■ **TASK GOAL**
Write out each line from the data below that includes the word "with".

******

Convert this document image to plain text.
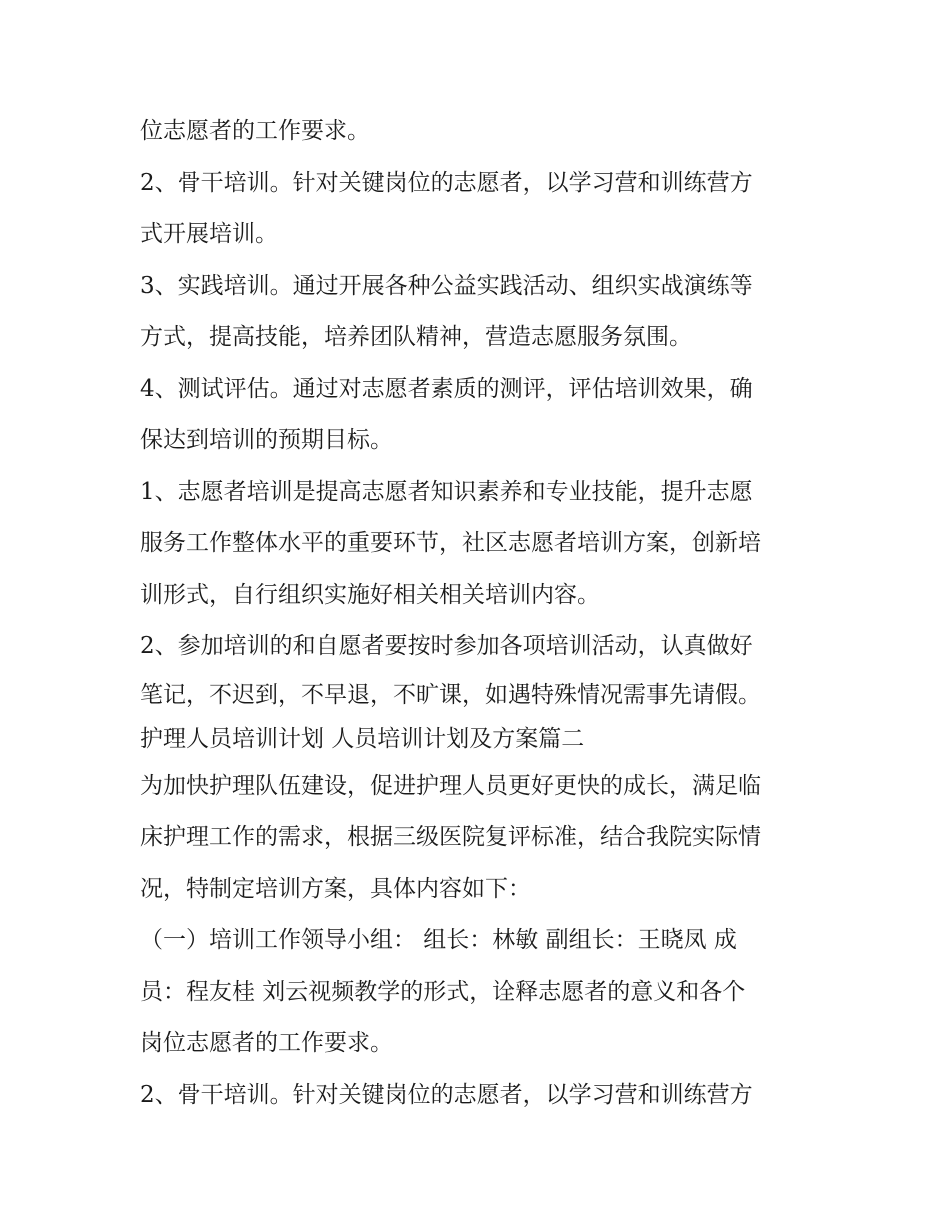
位志愿者的工作要求。
2、骨干培训。针对关键岗位的志愿者，以学习营和训练营方
式开展培训。
3、实践培训。通过开展各种公益实践活动、组织实战演练等
方式，提高技能，培养团队精神，营造志愿服务氛围。
4、测试评估。通过对志愿者素质的测评，评估培训效果，确
保达到培训的预期目标。
1、志愿者培训是提高志愿者知识素养和专业技能，提升志愿
服务工作整体水平的重要环节，社区志愿者培训方案，创新培
训形式，自行组织实施好相关相关培训内容。
2、参加培训的和自愿者要按时参加各项培训活动，认真做好
笔记，不迟到，不早退，不旷课，如遇特殊情况需事先请假。
护理人员培训计划 人员培训计划及方案篇二
为加快护理队伍建设，促进护理人员更好更快的成长，满足临
床护理工作的需求，根据三级医院复评标准，结合我院实际情
况，特制定培训方案，具体内容如下：
（一）培训工作领导小组： 组长：林敏 副组长：王晓凤 成
员：程友桂 刘云视频教学的形式，诠释志愿者的意义和各个
岗位志愿者的工作要求。
2、骨干培训。针对关键岗位的志愿者，以学习营和训练营方
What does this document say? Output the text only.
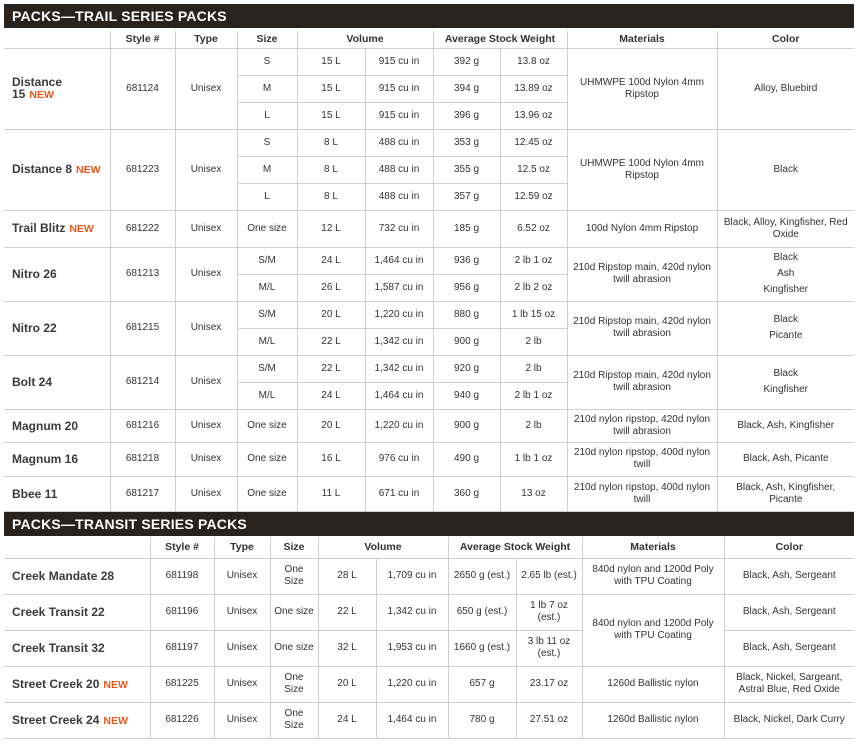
PACKS—TRAIL SERIES PACKS
	Style #	Type	Size	Volume		Average Stock Weight		Materials	Color
Distance 15 NEW	681124	Unisex	S	15 L	915 cu in	392 g	13.8 oz	UHMWPE 100d Nylon 4mm Ripstop	Alloy, Bluebird
			M	15 L	915 cu in	394 g	13.89 oz		
			L	15 L	915 cu in	396 g	13.96 oz		
Distance 8 NEW	681223	Unisex	S	8 L	488 cu in	353 g	12.45 oz	UHMWPE 100d Nylon 4mm Ripstop	Black
			M	8 L	488 cu in	355 g	12.5 oz		
			L	8 L	488 cu in	357 g	12.59 oz		
Trail Blitz NEW	681222	Unisex	One size	12 L	732 cu in	185 g	6.52 oz	100d Nylon 4mm Ripstop	Black, Alloy, Kingfisher, Red Oxide
Nitro 26	681213	Unisex	S/M	24 L	1,464 cu in	936 g	2 lb 1 oz	210d Ripstop main, 420d nylon twill abrasion	Black
Ash
Kingfisher

			M/L	26 L	1,587 cu in	956 g	2 lb 2 oz		
Nitro 22	681215	Unisex	S/M	20 L	1,220 cu in	880 g	1 lb 15 oz	210d Ripstop main, 420d nylon twill abrasion	Black
Picante

			M/L	22 L	1,342 cu in	900 g	2 lb		
Bolt 24	681214	Unisex	S/M	22 L	1,342 cu in	920 g	2 lb	210d Ripstop main, 420d nylon twill abrasion	Black
Kingfisher

			M/L	24 L	1,464 cu in	940 g	2 lb 1 oz		
Magnum 20	681216	Unisex	One size	20 L	1,220 cu in	900 g	2 lb	210d nylon ripstop, 420d nylon twill abrasion	Black, Ash, Kingfisher
Magnum 16	681218	Unisex	One size	16 L	976 cu in	490 g	1 lb 1 oz	210d nylon ripstop, 400d nylon twill	Black, Ash, Picante
Bbee 11	681217	Unisex	One size	11 L	671 cu in	360 g	13 oz	210d nylon ripstop, 400d nylon twill	Black, Ash, Kingfisher, Picante
PACKS—TRANSIT SERIES PACKS
	Style #	Type	Size	Volume		Average Stock Weight		Materials	Color
Creek Mandate 28	681198	Unisex	One Size	28 L	1,709 cu in	2650 g (est.)	2.65 lb (est.)	840d nylon and 1200d Poly with TPU Coating	Black, Ash, Sergeant
Creek Transit 22	681196	Unisex	One size	22 L	1,342 cu in	650 g (est.)	1 lb 7 oz (est.)	840d nylon and 1200d Poly with TPU Coating	Black, Ash, Sergeant
Creek Transit 32	681197	Unisex	One size	32 L	1,953 cu in	1660 g (est.)	3 lb 11 oz (est.)		Black, Ash, Sergeant
Street Creek 20 NEW	681225	Unisex	One Size	20 L	1,220 cu in	657 g	23.17 oz	1260d Ballistic nylon	Black, Nickel, Sargeant, Astral Blue, Red Oxide
Street Creek 24 NEW	681226	Unisex	One Size	24 L	1,464 cu in	780 g	27.51 oz	1260d Ballistic nylon	Black, Nickel, Dark Curry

******

■ **OUTPUT FOR THIS TASK**
Creek Mandate 28	681198	Unisex	One Size	28 L	1,709 cu in	2650 g (est.)	2.65 lb (est.)	840d nylon and 1200d Poly with TPU Coating	Black, Ash, Sergeant
Creek Transit 22	681196	Unisex	One size	22 L	1,342 cu in	650 g (est.)	1 lb 7 oz (est.)	840d nylon and 1200d Poly with TPU Coating	Black, Ash, Sergeant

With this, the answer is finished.